Start

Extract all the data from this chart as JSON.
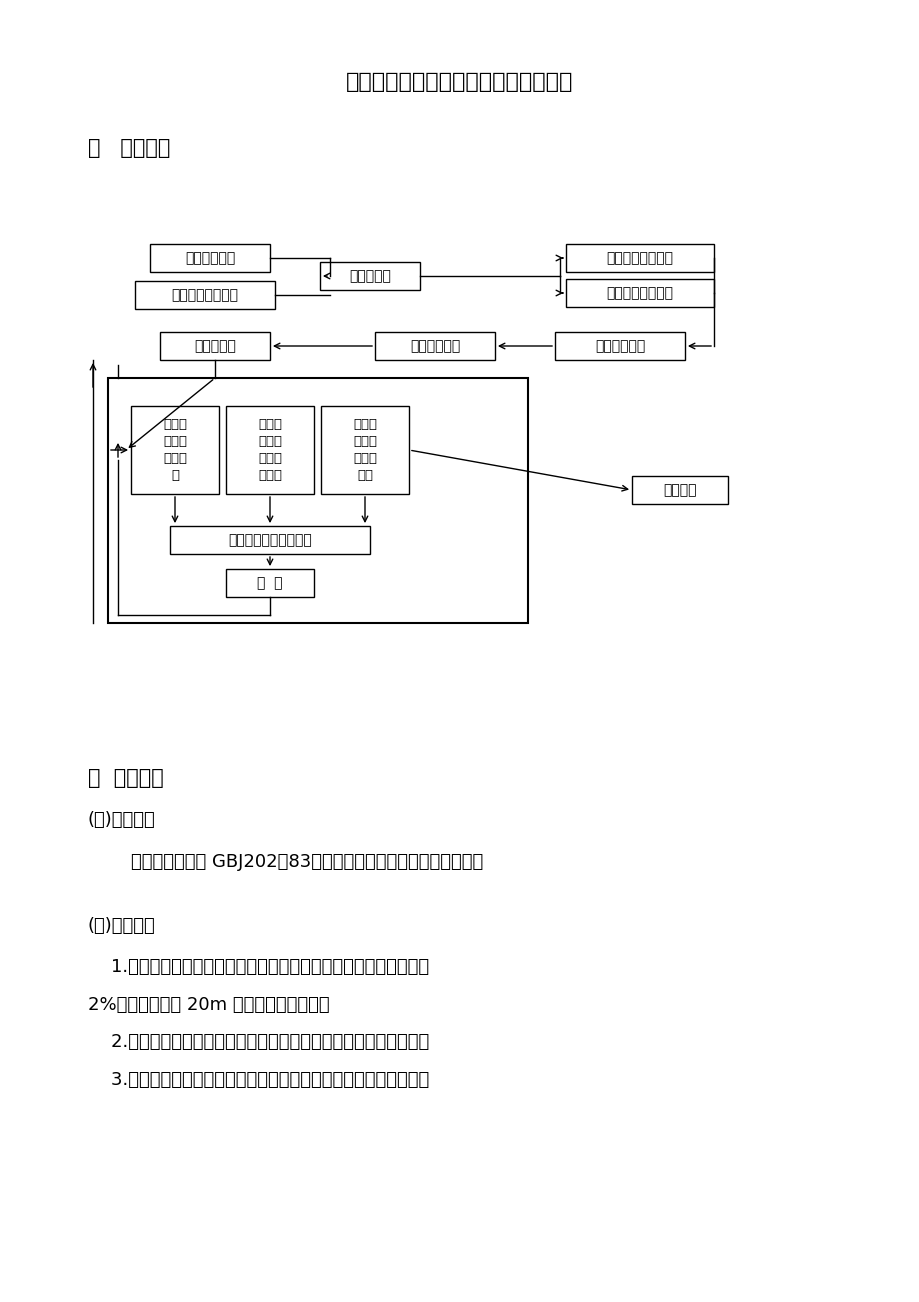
{
  "title": "一般基坑、基槽开挖分项工程实施细则",
  "section1_title": "一   工艺流程",
  "section2_title": "二  质量标准",
  "subsection1": "(一)依据标准",
  "subsection1_text": "    应符合国家标准 GBJ202－83《地基与基础工程施工及验收规范》",
  "subsection2": "(二)基本要求",
  "para1_line1": "    1.场地平整，排水坡度在设计无要求情况下应向排水方向作不小于",
  "para1_line2": "2%的坡度，按每 20m 的检查点逐点检查。",
  "para2": "    2.施工区域及施工周围的上下障碍物已作好折迁处理，防护措施。",
  "para3": "    3.施工机械试运转正常，道路、排水沟畅通，路面应高于施工场地",
  "bg_color": "#ffffff",
  "text_color": "#000000"
}
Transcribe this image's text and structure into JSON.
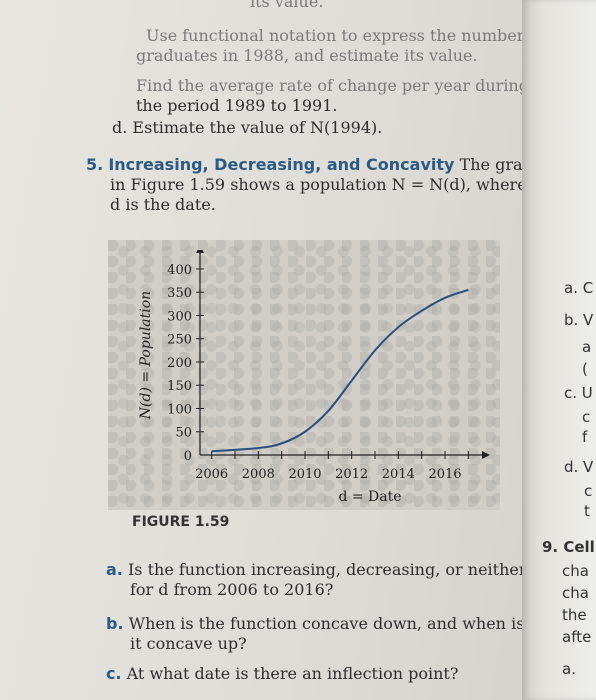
{
  "top_fragment": "its value.",
  "items": {
    "b": {
      "text1": "Use functional notation to express the number of",
      "text2": "graduates in 1988, and estimate its value."
    },
    "c": {
      "text1": "Find the average rate of change per year during",
      "text2": "the period 1989 to 1991."
    },
    "d": {
      "label": "d.",
      "text": "Estimate the value of N(1994)."
    }
  },
  "problem5": {
    "number": "5.",
    "heading": "Increasing, Decreasing, and Concavity",
    "line1": "The graph",
    "line2": "in Figure 1.59 shows a population N = N(d), where",
    "line3": "d is the date."
  },
  "figure": {
    "label": "FIGURE 1.59"
  },
  "chart_data": {
    "type": "line",
    "xlabel": "d = Date",
    "ylabel": "N(d) = Population",
    "x_ticks": [
      2006,
      2008,
      2010,
      2012,
      2014,
      2016
    ],
    "y_ticks": [
      0,
      50,
      100,
      150,
      200,
      250,
      300,
      350,
      400
    ],
    "xlim": [
      2005.5,
      2017.5
    ],
    "ylim": [
      0,
      430
    ],
    "series": [
      {
        "x": [
          2006,
          2008,
          2009,
          2010,
          2011,
          2012,
          2013,
          2014,
          2015,
          2016,
          2017
        ],
        "y": [
          8,
          15,
          25,
          50,
          95,
          160,
          225,
          275,
          310,
          338,
          355
        ]
      }
    ]
  },
  "questions": [
    {
      "label": "a.",
      "line1": "Is the function increasing, decreasing, or neither",
      "line2": "for d from 2006 to 2016?"
    },
    {
      "label": "b.",
      "line1": "When is the function concave down, and when is",
      "line2": "it concave up?"
    },
    {
      "label": "c.",
      "line1": "At what date is there an inflection point?"
    }
  ],
  "right_strip": {
    "labels": [
      "a. C",
      "b. V",
      "a",
      "(",
      "c. U",
      "c",
      "f",
      "d. V",
      "c",
      "t",
      "9. Cell",
      "cha",
      "cha",
      "the",
      "afte",
      "a."
    ]
  }
}
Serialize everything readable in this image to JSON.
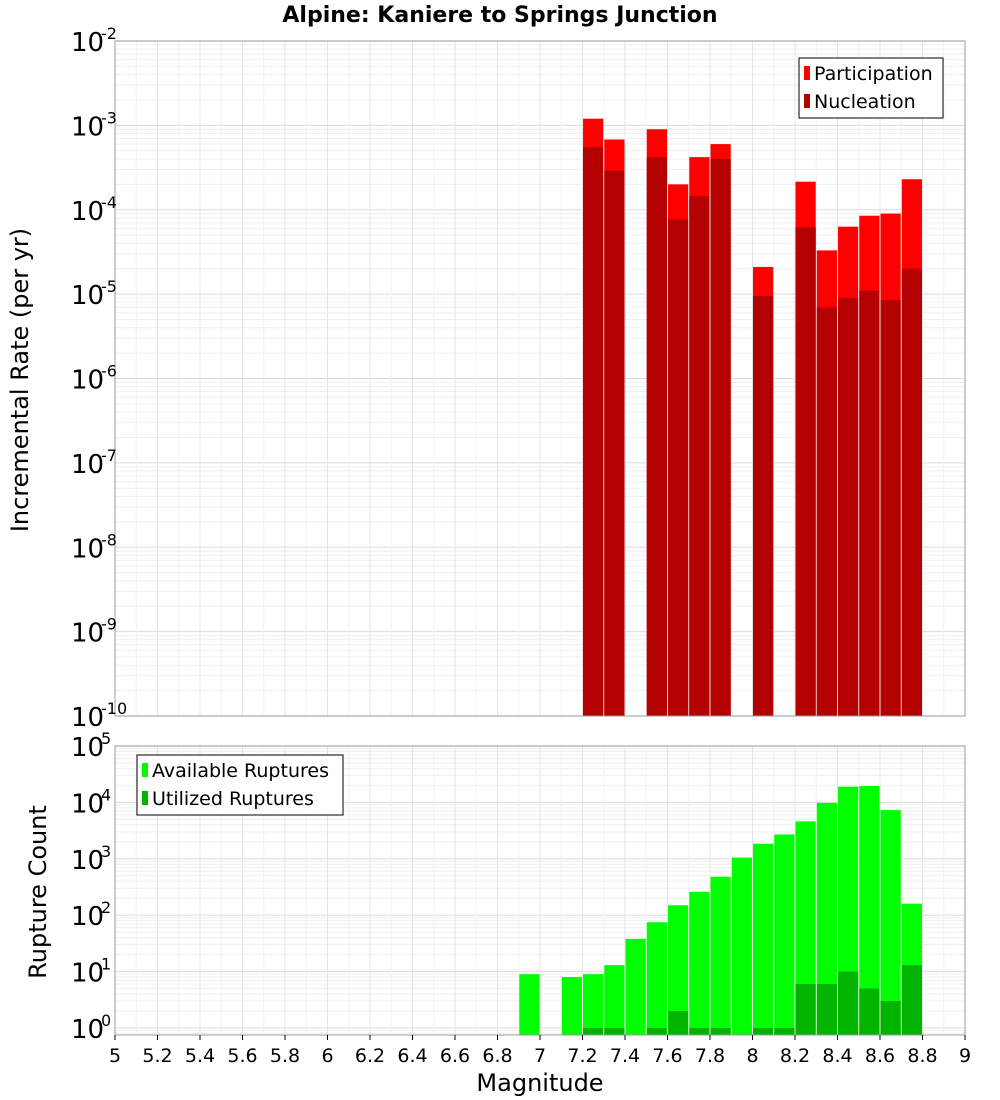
{
  "title": "Alpine: Kaniere to Springs Junction",
  "chart_data": [
    {
      "type": "bar",
      "scale": "log",
      "ylabel": "Incremental Rate (per yr)",
      "ylim": [
        1e-10,
        0.01
      ],
      "xlim": [
        5,
        9
      ],
      "y_ticks": [
        {
          "base": "10",
          "exp": "-2"
        },
        {
          "base": "10",
          "exp": "-3"
        },
        {
          "base": "10",
          "exp": "-4"
        },
        {
          "base": "10",
          "exp": "-5"
        },
        {
          "base": "10",
          "exp": "-6"
        },
        {
          "base": "10",
          "exp": "-7"
        },
        {
          "base": "10",
          "exp": "-8"
        },
        {
          "base": "10",
          "exp": "-9"
        },
        {
          "base": "10",
          "exp": "-10"
        }
      ],
      "legend": {
        "position": "top-right",
        "entries": [
          "Participation",
          "Nucleation"
        ]
      },
      "series": [
        {
          "name": "Participation",
          "color": "#ff0000",
          "points": [
            {
              "x": 7.25,
              "y": 0.0012
            },
            {
              "x": 7.35,
              "y": 0.00068
            },
            {
              "x": 7.55,
              "y": 0.0009
            },
            {
              "x": 7.65,
              "y": 0.0002
            },
            {
              "x": 7.75,
              "y": 0.00042
            },
            {
              "x": 7.85,
              "y": 0.0006
            },
            {
              "x": 8.05,
              "y": 2.1e-05
            },
            {
              "x": 8.25,
              "y": 0.000215
            },
            {
              "x": 8.35,
              "y": 3.3e-05
            },
            {
              "x": 8.45,
              "y": 6.3e-05
            },
            {
              "x": 8.55,
              "y": 8.5e-05
            },
            {
              "x": 8.65,
              "y": 9e-05
            },
            {
              "x": 8.75,
              "y": 0.00023
            }
          ]
        },
        {
          "name": "Nucleation",
          "color": "#b40000",
          "points": [
            {
              "x": 7.25,
              "y": 0.00055
            },
            {
              "x": 7.35,
              "y": 0.00029
            },
            {
              "x": 7.55,
              "y": 0.00042
            },
            {
              "x": 7.65,
              "y": 7.7e-05
            },
            {
              "x": 7.75,
              "y": 0.000145
            },
            {
              "x": 7.85,
              "y": 0.0004
            },
            {
              "x": 8.05,
              "y": 9.5e-06
            },
            {
              "x": 8.25,
              "y": 6.2e-05
            },
            {
              "x": 8.35,
              "y": 7e-06
            },
            {
              "x": 8.45,
              "y": 9e-06
            },
            {
              "x": 8.55,
              "y": 1.1e-05
            },
            {
              "x": 8.65,
              "y": 8.5e-06
            },
            {
              "x": 8.75,
              "y": 2e-05
            }
          ]
        }
      ]
    },
    {
      "type": "bar",
      "scale": "log",
      "ylabel": "Rupture Count",
      "xlabel": "Magnitude",
      "ylim": [
        0.75,
        100000.0
      ],
      "xlim": [
        5,
        9
      ],
      "y_ticks": [
        {
          "base": "10",
          "exp": "5",
          "value": 100000.0
        },
        {
          "base": "10",
          "exp": "4",
          "value": 10000.0
        },
        {
          "base": "10",
          "exp": "3",
          "value": 1000.0
        },
        {
          "base": "10",
          "exp": "2",
          "value": 100.0
        },
        {
          "base": "10",
          "exp": "1",
          "value": 10.0
        },
        {
          "base": "10",
          "exp": "0",
          "value": 1
        }
      ],
      "x_ticks": [
        "5",
        "5.2",
        "5.4",
        "5.6",
        "5.8",
        "6",
        "6.2",
        "6.4",
        "6.6",
        "6.8",
        "7",
        "7.2",
        "7.4",
        "7.6",
        "7.8",
        "8",
        "8.2",
        "8.4",
        "8.6",
        "8.8",
        "9"
      ],
      "legend": {
        "position": "top-left",
        "entries": [
          "Available Ruptures",
          "Utilized Ruptures"
        ]
      },
      "series": [
        {
          "name": "Available Ruptures",
          "color": "#00ff00",
          "points": [
            {
              "x": 6.95,
              "y": 9
            },
            {
              "x": 7.15,
              "y": 8
            },
            {
              "x": 7.25,
              "y": 9
            },
            {
              "x": 7.35,
              "y": 13
            },
            {
              "x": 7.45,
              "y": 38
            },
            {
              "x": 7.55,
              "y": 75
            },
            {
              "x": 7.65,
              "y": 150
            },
            {
              "x": 7.75,
              "y": 260
            },
            {
              "x": 7.85,
              "y": 480
            },
            {
              "x": 7.95,
              "y": 1050
            },
            {
              "x": 8.05,
              "y": 1850
            },
            {
              "x": 8.15,
              "y": 2700
            },
            {
              "x": 8.25,
              "y": 4600
            },
            {
              "x": 8.35,
              "y": 9800
            },
            {
              "x": 8.45,
              "y": 19000
            },
            {
              "x": 8.55,
              "y": 19500
            },
            {
              "x": 8.65,
              "y": 7300
            },
            {
              "x": 8.75,
              "y": 160
            }
          ]
        },
        {
          "name": "Utilized Ruptures",
          "color": "#00b400",
          "points": [
            {
              "x": 7.25,
              "y": 1
            },
            {
              "x": 7.35,
              "y": 1
            },
            {
              "x": 7.55,
              "y": 1
            },
            {
              "x": 7.65,
              "y": 2
            },
            {
              "x": 7.75,
              "y": 1
            },
            {
              "x": 7.85,
              "y": 1
            },
            {
              "x": 8.05,
              "y": 1
            },
            {
              "x": 8.15,
              "y": 1
            },
            {
              "x": 8.25,
              "y": 6
            },
            {
              "x": 8.35,
              "y": 6
            },
            {
              "x": 8.45,
              "y": 10
            },
            {
              "x": 8.55,
              "y": 5
            },
            {
              "x": 8.65,
              "y": 3
            },
            {
              "x": 8.75,
              "y": 13
            }
          ]
        }
      ]
    }
  ]
}
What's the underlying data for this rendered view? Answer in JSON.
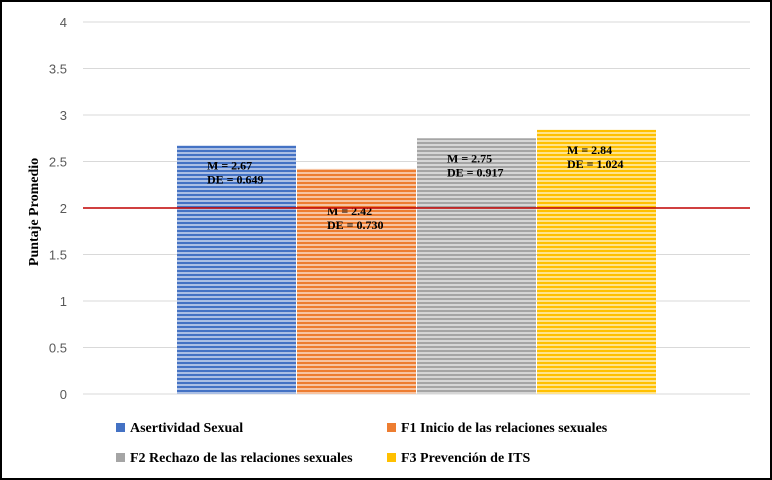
{
  "chart_data": {
    "type": "bar",
    "title": "",
    "xlabel": "",
    "ylabel": "Puntaje Promedio",
    "ylim": [
      0,
      4
    ],
    "yticks": [
      "0",
      "0.5",
      "1",
      "1.5",
      "2",
      "2.5",
      "3",
      "3.5",
      "4"
    ],
    "grid": true,
    "legend_position": "bottom",
    "reference_line": {
      "value": 2,
      "color": "#c00000"
    },
    "series": [
      {
        "name": "Asertividad Sexual",
        "value": 2.67,
        "color": "#4472c4",
        "label_m": "M = 2.67",
        "label_de": "DE = 0.649"
      },
      {
        "name": "F1 Inicio de las relaciones sexuales",
        "value": 2.42,
        "color": "#ed7d31",
        "label_m": "M = 2.42",
        "label_de": "DE = 0.730"
      },
      {
        "name": "F2 Rechazo de las relaciones sexuales",
        "value": 2.75,
        "color": "#a5a5a5",
        "label_m": "M = 2.75",
        "label_de": "DE = 0.917"
      },
      {
        "name": "F3 Prevención de ITS",
        "value": 2.84,
        "color": "#ffc000",
        "label_m": "M = 2.84",
        "label_de": "DE = 1.024"
      }
    ]
  }
}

End

- **Work to be completed**:
Go through the records and copy each line with "Participation" in it.

- **Complete response**:
          "Participation",
          "name": "Participation",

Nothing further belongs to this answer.